▸ Exercise brief
Copy out all the data, word for word.

Data entries
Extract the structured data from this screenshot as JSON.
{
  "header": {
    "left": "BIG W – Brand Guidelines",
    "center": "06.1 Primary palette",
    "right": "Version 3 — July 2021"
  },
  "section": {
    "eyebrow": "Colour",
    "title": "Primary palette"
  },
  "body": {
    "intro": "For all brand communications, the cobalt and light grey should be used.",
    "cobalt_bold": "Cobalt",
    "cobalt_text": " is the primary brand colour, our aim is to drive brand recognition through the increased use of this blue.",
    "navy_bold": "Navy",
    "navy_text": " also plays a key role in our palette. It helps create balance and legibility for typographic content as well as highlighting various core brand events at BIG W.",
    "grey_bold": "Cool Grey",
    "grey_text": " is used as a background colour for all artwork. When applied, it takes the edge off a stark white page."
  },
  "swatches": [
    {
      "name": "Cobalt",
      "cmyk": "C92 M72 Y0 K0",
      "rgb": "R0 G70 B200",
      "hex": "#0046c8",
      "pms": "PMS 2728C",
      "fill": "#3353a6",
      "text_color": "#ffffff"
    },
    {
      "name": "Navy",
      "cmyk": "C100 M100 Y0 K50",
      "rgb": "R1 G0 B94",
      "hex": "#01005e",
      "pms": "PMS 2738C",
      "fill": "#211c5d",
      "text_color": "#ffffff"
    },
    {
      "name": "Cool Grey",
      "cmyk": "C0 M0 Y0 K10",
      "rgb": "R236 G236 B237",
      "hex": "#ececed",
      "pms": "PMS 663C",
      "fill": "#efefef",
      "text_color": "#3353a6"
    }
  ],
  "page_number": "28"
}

▸ Answer to this exercise
Extract the structured data from this screenshot as JSON.
{
  "header": {
    "left": "BIG W – Brand Guidelines",
    "center": "06.1 Primary palette",
    "right": "Version 3 — July 2021"
  },
  "section": {
    "eyebrow": "Colour",
    "title": "Primary palette"
  },
  "body": {
    "intro": "For all brand communications, the cobalt and light grey should be used.",
    "cobalt_bold": "Cobalt",
    "cobalt_text": " is the primary brand colour, our aim is to drive brand recognition through the increased use of this blue.",
    "navy_bold": "Navy",
    "navy_text": " also plays a key role in our palette. It helps create balance and legibility for typographic content as well as highlighting various core brand events at BIG W.",
    "grey_bold": "Cool Grey",
    "grey_text": " is used as a background colour for all artwork. When applied, it takes the edge off a stark white page."
  },
  "swatches": [
    {
      "name": "Cobalt",
      "cmyk": "C92 M72 Y0 K0",
      "rgb": "R0 G70 B200",
      "hex": "#0046c8",
      "pms": "PMS 2728C",
      "fill": "#3353a6",
      "text_color": "#ffffff"
    },
    {
      "name": "Navy",
      "cmyk": "C100 M100 Y0 K50",
      "rgb": "R1 G0 B94",
      "hex": "#01005e",
      "pms": "PMS 2738C",
      "fill": "#211c5d",
      "text_color": "#ffffff"
    },
    {
      "name": "Cool Grey",
      "cmyk": "C0 M0 Y0 K10",
      "rgb": "R236 G236 B237",
      "hex": "#ececed",
      "pms": "PMS 663C",
      "fill": "#efefef",
      "text_color": "#3353a6"
    }
  ],
  "page_number": "28"
}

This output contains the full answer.